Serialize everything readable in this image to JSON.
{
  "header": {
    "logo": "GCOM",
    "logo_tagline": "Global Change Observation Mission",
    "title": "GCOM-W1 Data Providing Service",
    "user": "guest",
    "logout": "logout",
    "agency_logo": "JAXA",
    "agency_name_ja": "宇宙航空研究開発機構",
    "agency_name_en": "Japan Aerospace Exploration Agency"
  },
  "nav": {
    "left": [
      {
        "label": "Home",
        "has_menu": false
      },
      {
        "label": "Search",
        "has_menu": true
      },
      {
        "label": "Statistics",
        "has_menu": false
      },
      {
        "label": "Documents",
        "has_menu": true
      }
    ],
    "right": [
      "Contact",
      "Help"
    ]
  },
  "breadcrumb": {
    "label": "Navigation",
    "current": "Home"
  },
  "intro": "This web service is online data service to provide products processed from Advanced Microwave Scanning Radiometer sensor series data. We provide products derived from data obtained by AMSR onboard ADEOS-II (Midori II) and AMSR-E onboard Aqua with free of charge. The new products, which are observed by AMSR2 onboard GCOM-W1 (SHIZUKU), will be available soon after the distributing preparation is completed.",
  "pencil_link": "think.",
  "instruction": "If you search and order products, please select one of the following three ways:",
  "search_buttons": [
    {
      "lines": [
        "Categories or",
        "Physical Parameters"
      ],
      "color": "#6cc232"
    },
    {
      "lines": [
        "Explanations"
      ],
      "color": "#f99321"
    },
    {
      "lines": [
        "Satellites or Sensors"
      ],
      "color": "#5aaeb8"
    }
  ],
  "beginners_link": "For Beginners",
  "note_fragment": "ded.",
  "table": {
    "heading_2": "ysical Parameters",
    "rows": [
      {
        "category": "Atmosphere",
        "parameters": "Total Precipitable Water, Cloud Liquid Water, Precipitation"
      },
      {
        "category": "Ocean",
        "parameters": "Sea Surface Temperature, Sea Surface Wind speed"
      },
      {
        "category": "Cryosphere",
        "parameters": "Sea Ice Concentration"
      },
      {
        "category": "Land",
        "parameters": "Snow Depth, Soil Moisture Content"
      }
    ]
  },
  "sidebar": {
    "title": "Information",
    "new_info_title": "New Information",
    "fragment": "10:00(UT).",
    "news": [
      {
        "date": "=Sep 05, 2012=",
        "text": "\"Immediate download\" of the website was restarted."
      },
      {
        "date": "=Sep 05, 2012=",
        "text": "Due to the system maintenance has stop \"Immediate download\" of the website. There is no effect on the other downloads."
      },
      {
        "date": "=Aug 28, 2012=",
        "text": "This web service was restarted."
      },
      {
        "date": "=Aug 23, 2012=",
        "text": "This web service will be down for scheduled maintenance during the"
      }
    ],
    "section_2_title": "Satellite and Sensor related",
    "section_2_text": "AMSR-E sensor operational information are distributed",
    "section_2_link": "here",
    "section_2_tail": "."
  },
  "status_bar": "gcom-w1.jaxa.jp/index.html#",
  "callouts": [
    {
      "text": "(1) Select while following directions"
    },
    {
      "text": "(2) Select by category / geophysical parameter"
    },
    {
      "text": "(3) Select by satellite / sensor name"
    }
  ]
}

****

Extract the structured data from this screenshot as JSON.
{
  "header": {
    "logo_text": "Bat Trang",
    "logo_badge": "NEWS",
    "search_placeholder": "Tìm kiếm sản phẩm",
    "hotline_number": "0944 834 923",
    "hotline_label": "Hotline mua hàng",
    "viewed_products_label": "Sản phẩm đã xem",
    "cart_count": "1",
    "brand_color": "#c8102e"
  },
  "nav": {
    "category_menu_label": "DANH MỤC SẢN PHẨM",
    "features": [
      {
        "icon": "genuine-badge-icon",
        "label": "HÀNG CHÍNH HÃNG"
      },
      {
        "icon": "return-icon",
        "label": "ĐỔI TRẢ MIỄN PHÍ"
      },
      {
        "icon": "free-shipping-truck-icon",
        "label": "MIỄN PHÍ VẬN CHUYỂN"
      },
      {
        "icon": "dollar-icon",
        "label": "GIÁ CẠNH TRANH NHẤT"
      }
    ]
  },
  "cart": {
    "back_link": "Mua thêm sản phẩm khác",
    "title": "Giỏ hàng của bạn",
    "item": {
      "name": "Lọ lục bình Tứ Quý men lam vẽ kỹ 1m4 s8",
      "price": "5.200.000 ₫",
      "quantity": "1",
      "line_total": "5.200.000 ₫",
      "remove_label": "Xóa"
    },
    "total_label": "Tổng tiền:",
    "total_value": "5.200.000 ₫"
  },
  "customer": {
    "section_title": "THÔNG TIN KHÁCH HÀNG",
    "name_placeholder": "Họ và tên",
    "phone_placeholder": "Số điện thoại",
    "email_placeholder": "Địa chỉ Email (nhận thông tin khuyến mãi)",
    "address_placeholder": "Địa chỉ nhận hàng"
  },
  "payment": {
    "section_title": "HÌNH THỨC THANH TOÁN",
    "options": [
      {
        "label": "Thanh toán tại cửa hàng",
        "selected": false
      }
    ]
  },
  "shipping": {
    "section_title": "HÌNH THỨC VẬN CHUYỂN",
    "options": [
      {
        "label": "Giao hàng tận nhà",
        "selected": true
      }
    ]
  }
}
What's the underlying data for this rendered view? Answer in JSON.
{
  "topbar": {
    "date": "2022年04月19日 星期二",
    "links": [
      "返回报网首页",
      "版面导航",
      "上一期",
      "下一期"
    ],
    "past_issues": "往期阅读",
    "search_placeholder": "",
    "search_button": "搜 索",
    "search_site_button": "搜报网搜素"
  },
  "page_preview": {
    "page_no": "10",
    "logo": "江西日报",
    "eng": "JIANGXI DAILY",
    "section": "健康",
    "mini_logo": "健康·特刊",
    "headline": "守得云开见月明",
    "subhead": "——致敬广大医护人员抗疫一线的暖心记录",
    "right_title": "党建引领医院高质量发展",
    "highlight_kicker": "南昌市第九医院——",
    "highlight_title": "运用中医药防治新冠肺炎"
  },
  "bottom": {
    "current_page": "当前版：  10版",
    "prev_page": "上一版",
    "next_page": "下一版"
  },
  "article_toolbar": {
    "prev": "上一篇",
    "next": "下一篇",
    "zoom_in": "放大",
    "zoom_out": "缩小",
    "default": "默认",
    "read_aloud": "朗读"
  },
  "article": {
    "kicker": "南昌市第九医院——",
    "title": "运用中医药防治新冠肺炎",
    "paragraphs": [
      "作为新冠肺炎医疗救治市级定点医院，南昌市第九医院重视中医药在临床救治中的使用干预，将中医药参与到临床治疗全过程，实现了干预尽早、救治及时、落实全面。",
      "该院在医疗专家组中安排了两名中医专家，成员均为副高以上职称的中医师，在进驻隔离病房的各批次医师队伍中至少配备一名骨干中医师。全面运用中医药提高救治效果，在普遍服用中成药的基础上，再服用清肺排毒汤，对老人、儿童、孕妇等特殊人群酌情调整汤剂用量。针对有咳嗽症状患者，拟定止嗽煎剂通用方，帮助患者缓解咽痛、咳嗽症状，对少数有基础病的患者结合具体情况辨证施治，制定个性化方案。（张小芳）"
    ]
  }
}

****

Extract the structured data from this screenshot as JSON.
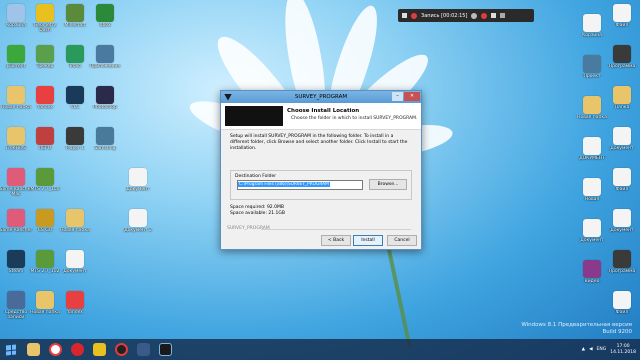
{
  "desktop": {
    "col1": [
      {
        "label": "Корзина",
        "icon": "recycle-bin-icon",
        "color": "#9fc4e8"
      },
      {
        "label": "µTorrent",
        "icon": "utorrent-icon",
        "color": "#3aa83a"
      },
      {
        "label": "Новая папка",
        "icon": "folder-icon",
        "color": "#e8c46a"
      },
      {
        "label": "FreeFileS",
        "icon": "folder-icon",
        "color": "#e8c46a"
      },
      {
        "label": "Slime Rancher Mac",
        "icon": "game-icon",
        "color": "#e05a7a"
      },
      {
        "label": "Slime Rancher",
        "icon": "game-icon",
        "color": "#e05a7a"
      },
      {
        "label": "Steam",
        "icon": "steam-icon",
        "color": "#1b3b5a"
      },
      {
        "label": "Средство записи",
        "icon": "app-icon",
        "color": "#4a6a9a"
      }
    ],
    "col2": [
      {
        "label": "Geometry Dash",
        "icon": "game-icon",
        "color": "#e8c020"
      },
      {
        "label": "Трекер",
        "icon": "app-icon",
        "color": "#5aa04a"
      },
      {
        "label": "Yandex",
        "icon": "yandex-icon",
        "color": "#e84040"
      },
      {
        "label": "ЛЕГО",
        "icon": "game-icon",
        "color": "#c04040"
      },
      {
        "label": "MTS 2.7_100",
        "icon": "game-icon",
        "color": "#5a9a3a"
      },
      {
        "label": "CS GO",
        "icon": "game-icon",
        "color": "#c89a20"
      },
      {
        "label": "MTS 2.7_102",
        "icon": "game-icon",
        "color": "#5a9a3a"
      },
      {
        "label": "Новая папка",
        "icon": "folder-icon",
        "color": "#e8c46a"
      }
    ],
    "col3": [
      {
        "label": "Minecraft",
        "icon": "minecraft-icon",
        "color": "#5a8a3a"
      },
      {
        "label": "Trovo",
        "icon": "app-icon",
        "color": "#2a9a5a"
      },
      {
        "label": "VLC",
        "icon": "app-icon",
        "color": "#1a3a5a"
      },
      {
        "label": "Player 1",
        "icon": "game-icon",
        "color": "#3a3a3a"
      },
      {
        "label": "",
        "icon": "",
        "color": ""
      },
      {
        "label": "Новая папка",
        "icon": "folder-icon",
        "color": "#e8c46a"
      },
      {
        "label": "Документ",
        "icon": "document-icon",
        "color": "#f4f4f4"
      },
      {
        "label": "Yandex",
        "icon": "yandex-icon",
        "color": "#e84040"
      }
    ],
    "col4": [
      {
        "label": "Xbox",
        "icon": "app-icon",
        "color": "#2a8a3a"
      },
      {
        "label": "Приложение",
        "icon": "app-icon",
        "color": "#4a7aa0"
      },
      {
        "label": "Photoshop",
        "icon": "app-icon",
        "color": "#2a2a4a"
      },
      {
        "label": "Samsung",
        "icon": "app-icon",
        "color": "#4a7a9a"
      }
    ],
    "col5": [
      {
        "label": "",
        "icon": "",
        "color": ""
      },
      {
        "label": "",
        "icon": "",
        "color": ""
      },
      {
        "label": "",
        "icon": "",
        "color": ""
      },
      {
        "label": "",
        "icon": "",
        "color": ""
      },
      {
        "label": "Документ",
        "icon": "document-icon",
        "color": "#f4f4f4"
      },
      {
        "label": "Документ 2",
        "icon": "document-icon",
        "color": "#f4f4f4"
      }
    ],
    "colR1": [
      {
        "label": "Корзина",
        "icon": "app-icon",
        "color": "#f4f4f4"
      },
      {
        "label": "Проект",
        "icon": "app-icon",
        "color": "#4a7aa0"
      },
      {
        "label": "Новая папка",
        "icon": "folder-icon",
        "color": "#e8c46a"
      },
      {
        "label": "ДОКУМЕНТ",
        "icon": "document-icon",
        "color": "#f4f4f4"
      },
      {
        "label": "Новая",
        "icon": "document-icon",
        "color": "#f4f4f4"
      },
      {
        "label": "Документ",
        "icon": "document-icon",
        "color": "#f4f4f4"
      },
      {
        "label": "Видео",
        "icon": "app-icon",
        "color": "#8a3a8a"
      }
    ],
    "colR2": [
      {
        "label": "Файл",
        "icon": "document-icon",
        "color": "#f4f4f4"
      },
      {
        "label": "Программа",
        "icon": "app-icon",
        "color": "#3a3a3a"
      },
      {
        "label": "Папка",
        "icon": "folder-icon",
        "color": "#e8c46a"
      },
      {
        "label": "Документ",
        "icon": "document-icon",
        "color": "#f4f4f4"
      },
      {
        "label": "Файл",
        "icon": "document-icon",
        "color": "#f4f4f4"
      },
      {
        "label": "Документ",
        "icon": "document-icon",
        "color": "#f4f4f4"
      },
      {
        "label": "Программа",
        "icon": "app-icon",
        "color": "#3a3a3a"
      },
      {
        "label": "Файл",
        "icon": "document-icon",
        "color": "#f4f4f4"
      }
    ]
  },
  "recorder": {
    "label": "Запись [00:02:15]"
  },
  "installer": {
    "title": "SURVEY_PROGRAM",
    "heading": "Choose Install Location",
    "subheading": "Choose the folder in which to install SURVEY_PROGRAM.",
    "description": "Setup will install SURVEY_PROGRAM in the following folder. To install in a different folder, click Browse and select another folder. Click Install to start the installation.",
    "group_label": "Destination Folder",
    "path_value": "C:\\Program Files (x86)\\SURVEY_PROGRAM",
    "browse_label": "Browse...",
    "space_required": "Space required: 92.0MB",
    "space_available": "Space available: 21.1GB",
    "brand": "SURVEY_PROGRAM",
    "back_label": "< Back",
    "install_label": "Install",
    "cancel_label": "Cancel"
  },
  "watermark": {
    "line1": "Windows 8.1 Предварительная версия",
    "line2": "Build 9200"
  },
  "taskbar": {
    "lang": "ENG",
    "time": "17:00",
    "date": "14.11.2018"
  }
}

****

__Set problem__.
Look through the material above and pick out each line holding the word "date".

__Exercise answer__.
        "date": "=Sep 05, 2012=",
        "date": "=Sep 05, 2012=",
        "date": "=Aug 28, 2012=",
        "date": "=Aug 23, 2012=",
    "date": "2022年04月19日 星期二",
    "date": "14.11.2018"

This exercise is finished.